■ Consignes
[1] Réponds à ces questions sur le texte du pot de départ :
(a) Qui signe le mot de félicitations en haut du texte ?
(b) Quel nouveau nom est donné à Bichette-Andrea ?
(c) Quel jour est prévu pour fêter le départ ?
[2] Continue le texte du pot de départ à partir de sa dernière phrase.

■ Texte source
+--
Bravo pour le courage de la décision du changement !

Signé Barnabé

********************

« Mais c’est quoi, ce mail ?!?!! Tu ne peux pas partir, pas toi ! Comment on va faire ?!? »

(Bichette-Andrea, la mère-maquerelle, que j’ai renommée Cunégonde, au téléphone)

 

Ce après quoi, j’ai envoyé un mail perso cette fois-ci à ma petite bande :

Pot de départ de Bibi (officieux) : SAVE THE DATE !!!

Chers tous,

Jeudi 1er décembre : vous serez tous là pour fêter mon départ, n’est-ce pas? 

Où? Bon, pas chez moi parce que ma coloc va me tuer, probablement au QG, je réfléchis et je vous dis.

On en profitera pour se faire un Secret Santa avec une soirée de remise des kdos début janvier 2023? – je vais devoir passer le flambeau de l’organisation des soirées ^^

Et d’ici là, bien sûr quelques pots à la sauvage selon les dispo de chacun ! Tchüss!!!!
+--
■ Extraits de données
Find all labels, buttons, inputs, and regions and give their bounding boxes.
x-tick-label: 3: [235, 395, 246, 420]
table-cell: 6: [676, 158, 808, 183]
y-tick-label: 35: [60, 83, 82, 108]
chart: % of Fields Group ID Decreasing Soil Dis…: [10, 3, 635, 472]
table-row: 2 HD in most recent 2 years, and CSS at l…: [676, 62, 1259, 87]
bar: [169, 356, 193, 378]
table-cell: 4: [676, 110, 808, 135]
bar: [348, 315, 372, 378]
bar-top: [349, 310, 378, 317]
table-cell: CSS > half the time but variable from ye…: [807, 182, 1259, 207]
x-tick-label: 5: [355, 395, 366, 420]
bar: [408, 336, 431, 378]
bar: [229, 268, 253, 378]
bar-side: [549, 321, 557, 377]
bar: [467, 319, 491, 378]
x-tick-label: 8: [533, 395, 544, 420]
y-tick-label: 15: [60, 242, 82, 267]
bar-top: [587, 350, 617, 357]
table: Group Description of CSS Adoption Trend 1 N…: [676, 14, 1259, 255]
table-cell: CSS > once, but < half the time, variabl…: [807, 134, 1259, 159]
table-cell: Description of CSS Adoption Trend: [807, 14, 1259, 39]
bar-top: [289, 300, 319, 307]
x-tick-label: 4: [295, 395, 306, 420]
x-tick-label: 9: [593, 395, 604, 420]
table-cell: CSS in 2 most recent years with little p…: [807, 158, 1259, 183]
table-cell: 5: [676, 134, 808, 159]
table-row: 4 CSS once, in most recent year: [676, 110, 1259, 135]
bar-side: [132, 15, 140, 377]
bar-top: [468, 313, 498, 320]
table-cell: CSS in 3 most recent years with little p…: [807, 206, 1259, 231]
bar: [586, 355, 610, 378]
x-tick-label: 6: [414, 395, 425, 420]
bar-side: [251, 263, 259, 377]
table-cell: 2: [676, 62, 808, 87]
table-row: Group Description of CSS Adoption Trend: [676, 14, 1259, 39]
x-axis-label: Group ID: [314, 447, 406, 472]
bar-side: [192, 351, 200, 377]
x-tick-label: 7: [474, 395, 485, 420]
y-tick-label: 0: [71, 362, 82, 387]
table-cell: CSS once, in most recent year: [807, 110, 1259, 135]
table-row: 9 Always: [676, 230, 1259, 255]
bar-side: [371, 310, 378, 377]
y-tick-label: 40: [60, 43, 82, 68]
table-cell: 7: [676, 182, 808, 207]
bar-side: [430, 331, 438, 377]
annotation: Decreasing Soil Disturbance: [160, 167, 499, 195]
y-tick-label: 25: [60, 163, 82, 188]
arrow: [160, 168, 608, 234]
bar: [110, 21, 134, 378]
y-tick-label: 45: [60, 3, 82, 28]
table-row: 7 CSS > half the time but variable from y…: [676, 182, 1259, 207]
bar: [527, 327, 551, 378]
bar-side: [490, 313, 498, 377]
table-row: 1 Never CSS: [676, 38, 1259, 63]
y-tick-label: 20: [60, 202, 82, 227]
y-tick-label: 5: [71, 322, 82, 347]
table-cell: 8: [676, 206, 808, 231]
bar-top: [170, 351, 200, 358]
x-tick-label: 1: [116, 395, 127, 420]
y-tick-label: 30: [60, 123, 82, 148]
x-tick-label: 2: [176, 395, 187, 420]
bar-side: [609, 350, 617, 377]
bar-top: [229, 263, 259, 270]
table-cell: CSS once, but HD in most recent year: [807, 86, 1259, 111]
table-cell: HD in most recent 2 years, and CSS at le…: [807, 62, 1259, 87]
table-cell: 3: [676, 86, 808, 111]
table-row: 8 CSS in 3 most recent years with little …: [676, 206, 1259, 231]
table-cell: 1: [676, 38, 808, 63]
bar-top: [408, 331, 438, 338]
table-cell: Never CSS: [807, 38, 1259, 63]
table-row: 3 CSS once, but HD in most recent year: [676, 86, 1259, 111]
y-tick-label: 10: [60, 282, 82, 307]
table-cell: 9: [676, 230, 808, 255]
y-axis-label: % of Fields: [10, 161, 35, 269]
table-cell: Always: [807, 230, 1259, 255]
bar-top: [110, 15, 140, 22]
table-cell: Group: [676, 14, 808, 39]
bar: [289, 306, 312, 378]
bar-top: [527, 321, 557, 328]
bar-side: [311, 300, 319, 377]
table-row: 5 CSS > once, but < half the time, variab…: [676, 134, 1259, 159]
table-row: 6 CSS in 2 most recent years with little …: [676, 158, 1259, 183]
+--
■ Réponses
[1]
(a) Barnabé
(b) Cunégonde
(c) Le jeudi 1er décembre

[2]
Bref, c’est pas demain la veille que je vais mettre mon foie à la diète. Qu’elle me bassine pas, l’autre, avec ses pisse-mémères !

 

20.00 Yang m’appelle. Pour que je le débriefe sur mon week-end, surtout sur la partie Bradley… C’est vrai que je lui ai envoyé quelques mots inquiétants que je n’ai pu que réitérer :

« Je n’ai pas les mots pour dire ce que j’ai vécu. Je suis condamnée, foutue. Définitivement bonne pour les ordres. »

A l’heure où j’écris ces lignes, je ne parviens toujours pas à verbaliser mon vendredi soir dernier. J’ai l’impression de traverser un autre trauma comme celui de cet été, avec un blanchiment de mes pensées et de mes mots. Peut-être besoin d’infuser ce qui s’est passé, sans l’assurance d’une quelconque restitution cohérente par la suite.

A ma décharge, ma vie en ce moment est un joyeux tumulte, j’avoue ne pas avoir la ressource pour tout suivre ad hoc donc je fais ce que je fais le mieux : vivre l’instant T. Et ça me va.

… No matter how hard you try, you can’t stop me now…

QU’EST-CE QUI VA LE PLUS VOUS MANQUER ?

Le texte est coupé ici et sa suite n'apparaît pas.